***** Given text
Studio International

Published 06/11/2014

Piotr Uklański interview: ‘I think of death all the time’

The New York-based Polish artist Piotr Uklański talks about the influence of the second world war on his work, dealing with death as a subject, and his eternal pessimism

Piotr Uklański
The Dallas Contemporary, Dallas
21 September – 21 December 2014

by LILLY WEI

Piotr Uklański (b1968), a native of Warsaw who spends much of his time in New York –or wherever his projects require him to be – is showing two dozen of his paintings, designated as “blood,” or more factually, “ink drop” paintings, at the Dallas Contemporary art museum, the largest showing of them to date. It is an ongoing series of hand-painted abstractions that he began in 2007 and is relatively quiet in contrast to the high-pitched works usually associated with him, although it has its own compelling thrum. He studied painting at the Academy of Fine Arts in Warsaw, then switched to photography when he went to the Cooper Union in New York.
**********
***** Data lines
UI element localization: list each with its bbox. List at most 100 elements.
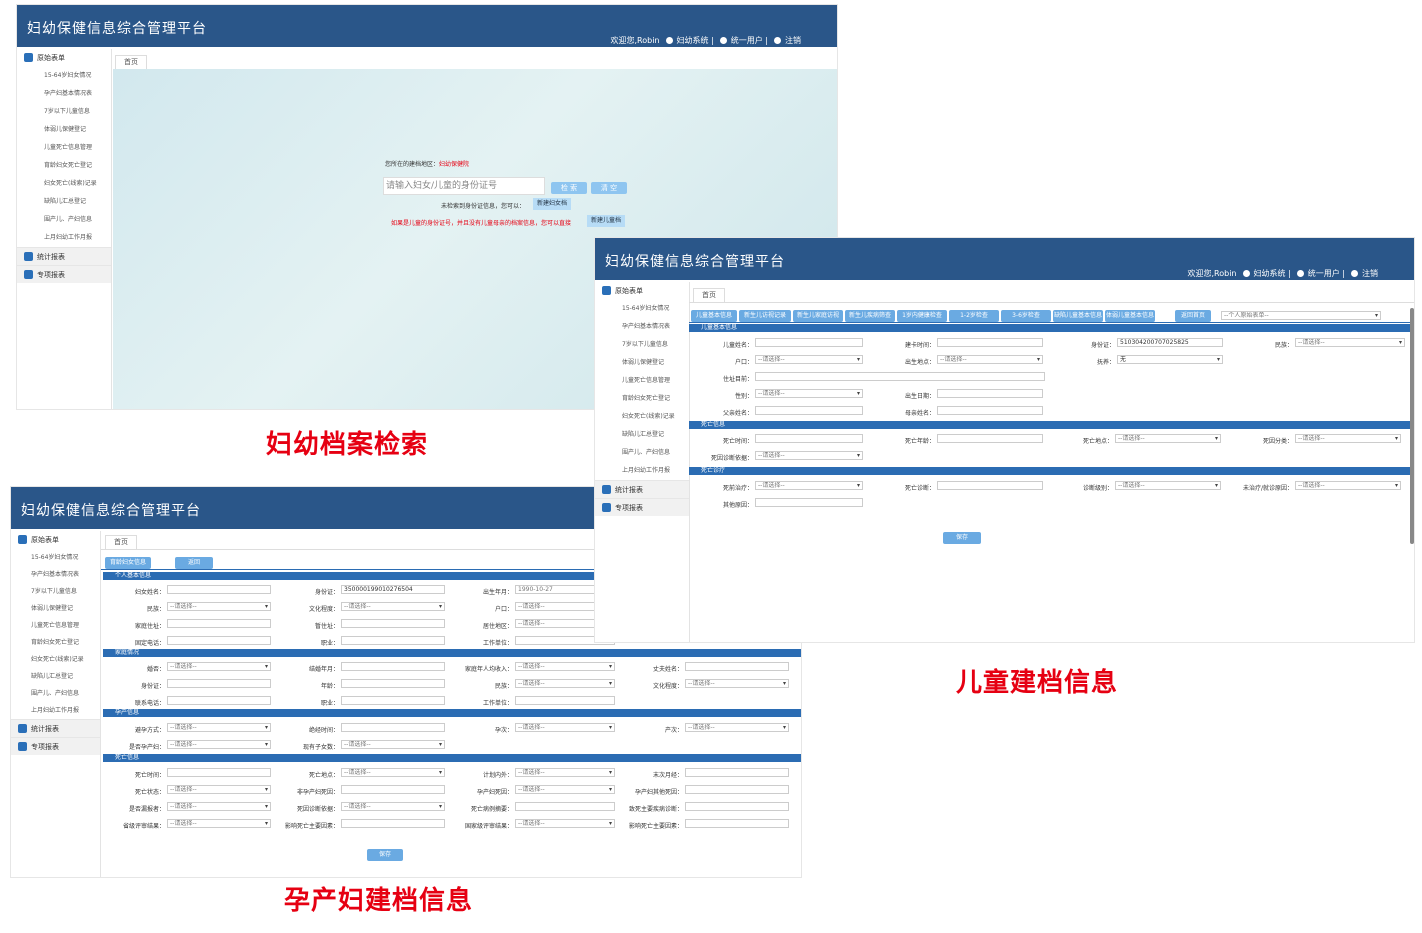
**********
**Written problem**
According to the Piotr Uklański interview, where did Uklański study painting? The data has no connection to the interview text.

**Written answer**
At the Academy of Fine Arts in Warsaw.